_WHAT NEEDS TO BE DONE_
Extract every record, exactly as written, and ignore the pictures.

##### RECORDS FOR THE EXERCISE

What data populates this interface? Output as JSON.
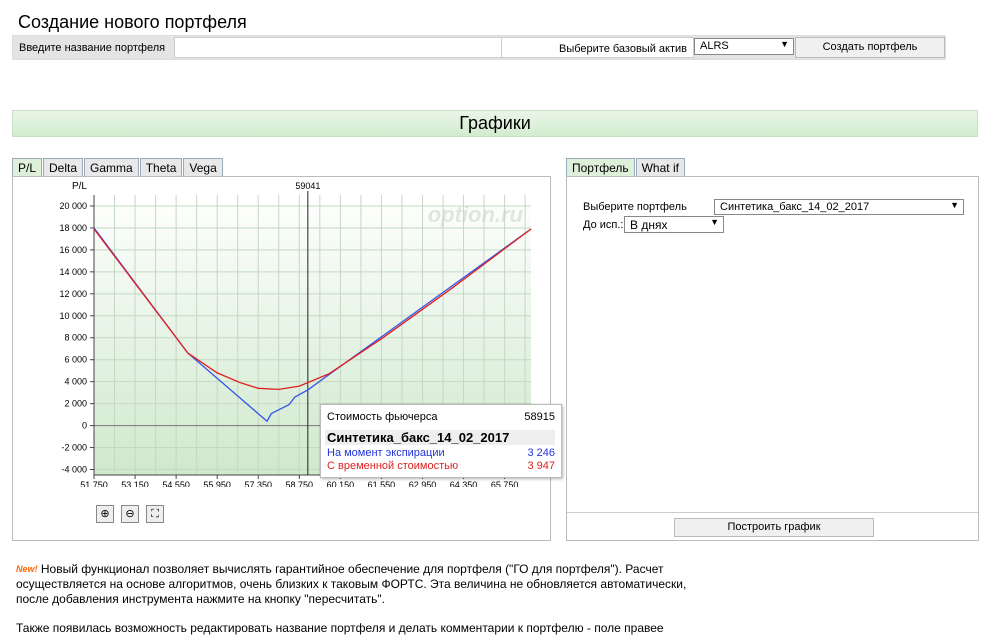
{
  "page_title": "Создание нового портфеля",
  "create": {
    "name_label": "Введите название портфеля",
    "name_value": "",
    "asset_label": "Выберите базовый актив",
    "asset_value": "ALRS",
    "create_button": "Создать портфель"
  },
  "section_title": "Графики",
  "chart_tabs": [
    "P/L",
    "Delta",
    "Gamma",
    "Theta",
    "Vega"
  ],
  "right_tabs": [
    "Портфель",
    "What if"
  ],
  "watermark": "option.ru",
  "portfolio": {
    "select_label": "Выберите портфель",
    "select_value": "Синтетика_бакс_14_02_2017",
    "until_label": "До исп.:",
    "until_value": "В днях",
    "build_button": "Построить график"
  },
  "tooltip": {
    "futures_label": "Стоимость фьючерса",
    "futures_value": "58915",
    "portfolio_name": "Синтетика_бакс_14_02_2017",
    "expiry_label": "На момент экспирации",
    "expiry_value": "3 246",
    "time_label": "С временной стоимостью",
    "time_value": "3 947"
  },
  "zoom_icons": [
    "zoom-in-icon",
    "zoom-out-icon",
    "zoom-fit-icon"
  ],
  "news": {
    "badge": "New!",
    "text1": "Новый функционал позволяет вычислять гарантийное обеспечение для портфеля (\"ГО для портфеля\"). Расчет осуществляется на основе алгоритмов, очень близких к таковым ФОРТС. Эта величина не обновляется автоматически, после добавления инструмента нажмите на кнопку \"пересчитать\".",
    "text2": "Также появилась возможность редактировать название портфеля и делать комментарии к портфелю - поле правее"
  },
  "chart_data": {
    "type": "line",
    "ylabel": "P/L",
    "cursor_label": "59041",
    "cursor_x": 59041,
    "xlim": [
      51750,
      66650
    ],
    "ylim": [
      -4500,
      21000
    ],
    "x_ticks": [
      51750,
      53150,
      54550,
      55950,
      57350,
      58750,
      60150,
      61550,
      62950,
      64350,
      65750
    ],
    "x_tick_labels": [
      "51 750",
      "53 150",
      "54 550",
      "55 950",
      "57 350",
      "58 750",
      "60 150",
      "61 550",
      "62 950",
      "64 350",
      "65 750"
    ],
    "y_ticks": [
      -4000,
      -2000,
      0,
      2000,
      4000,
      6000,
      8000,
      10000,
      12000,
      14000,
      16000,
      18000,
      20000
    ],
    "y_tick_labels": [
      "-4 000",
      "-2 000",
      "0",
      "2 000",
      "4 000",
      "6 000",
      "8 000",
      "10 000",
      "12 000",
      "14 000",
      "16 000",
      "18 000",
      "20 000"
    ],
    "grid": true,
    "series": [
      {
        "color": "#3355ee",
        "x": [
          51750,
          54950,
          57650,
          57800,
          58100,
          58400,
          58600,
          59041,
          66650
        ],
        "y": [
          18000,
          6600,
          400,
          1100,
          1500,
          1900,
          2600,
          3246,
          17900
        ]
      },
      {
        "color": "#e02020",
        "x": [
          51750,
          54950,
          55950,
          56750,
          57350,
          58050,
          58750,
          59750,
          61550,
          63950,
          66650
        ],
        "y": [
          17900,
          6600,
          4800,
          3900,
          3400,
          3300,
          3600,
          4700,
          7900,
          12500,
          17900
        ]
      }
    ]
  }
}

##########

_TASK RESULT_
What data populates this interface? Output as JSON.
{
  "page_title": "Создание нового портфеля",
  "create": {
    "name_label": "Введите название портфеля",
    "name_value": "",
    "asset_label": "Выберите базовый актив",
    "asset_value": "ALRS",
    "create_button": "Создать портфель"
  },
  "section_title": "Графики",
  "chart_tabs": [
    "P/L",
    "Delta",
    "Gamma",
    "Theta",
    "Vega"
  ],
  "right_tabs": [
    "Портфель",
    "What if"
  ],
  "watermark": "option.ru",
  "portfolio": {
    "select_label": "Выберите портфель",
    "select_value": "Синтетика_бакс_14_02_2017",
    "until_label": "До исп.:",
    "until_value": "В днях",
    "build_button": "Построить график"
  },
  "tooltip": {
    "futures_label": "Стоимость фьючерса",
    "futures_value": "58915",
    "portfolio_name": "Синтетика_бакс_14_02_2017",
    "expiry_label": "На момент экспирации",
    "expiry_value": "3 246",
    "time_label": "С временной стоимостью",
    "time_value": "3 947"
  },
  "zoom_icons": [
    "zoom-in-icon",
    "zoom-out-icon",
    "zoom-fit-icon"
  ],
  "news": {
    "badge": "New!",
    "text1": "Новый функционал позволяет вычислять гарантийное обеспечение для портфеля (\"ГО для портфеля\"). Расчет осуществляется на основе алгоритмов, очень близких к таковым ФОРТС. Эта величина не обновляется автоматически, после добавления инструмента нажмите на кнопку \"пересчитать\".",
    "text2": "Также появилась возможность редактировать название портфеля и делать комментарии к портфелю - поле правее"
  },
  "chart_data": {
    "type": "line",
    "ylabel": "P/L",
    "cursor_label": "59041",
    "cursor_x": 59041,
    "xlim": [
      51750,
      66650
    ],
    "ylim": [
      -4500,
      21000
    ],
    "x_ticks": [
      51750,
      53150,
      54550,
      55950,
      57350,
      58750,
      60150,
      61550,
      62950,
      64350,
      65750
    ],
    "x_tick_labels": [
      "51 750",
      "53 150",
      "54 550",
      "55 950",
      "57 350",
      "58 750",
      "60 150",
      "61 550",
      "62 950",
      "64 350",
      "65 750"
    ],
    "y_ticks": [
      -4000,
      -2000,
      0,
      2000,
      4000,
      6000,
      8000,
      10000,
      12000,
      14000,
      16000,
      18000,
      20000
    ],
    "y_tick_labels": [
      "-4 000",
      "-2 000",
      "0",
      "2 000",
      "4 000",
      "6 000",
      "8 000",
      "10 000",
      "12 000",
      "14 000",
      "16 000",
      "18 000",
      "20 000"
    ],
    "grid": true,
    "series": [
      {
        "color": "#3355ee",
        "x": [
          51750,
          54950,
          57650,
          57800,
          58100,
          58400,
          58600,
          59041,
          66650
        ],
        "y": [
          18000,
          6600,
          400,
          1100,
          1500,
          1900,
          2600,
          3246,
          17900
        ]
      },
      {
        "color": "#e02020",
        "x": [
          51750,
          54950,
          55950,
          56750,
          57350,
          58050,
          58750,
          59750,
          61550,
          63950,
          66650
        ],
        "y": [
          17900,
          6600,
          4800,
          3900,
          3400,
          3300,
          3600,
          4700,
          7900,
          12500,
          17900
        ]
      }
    ]
  }
}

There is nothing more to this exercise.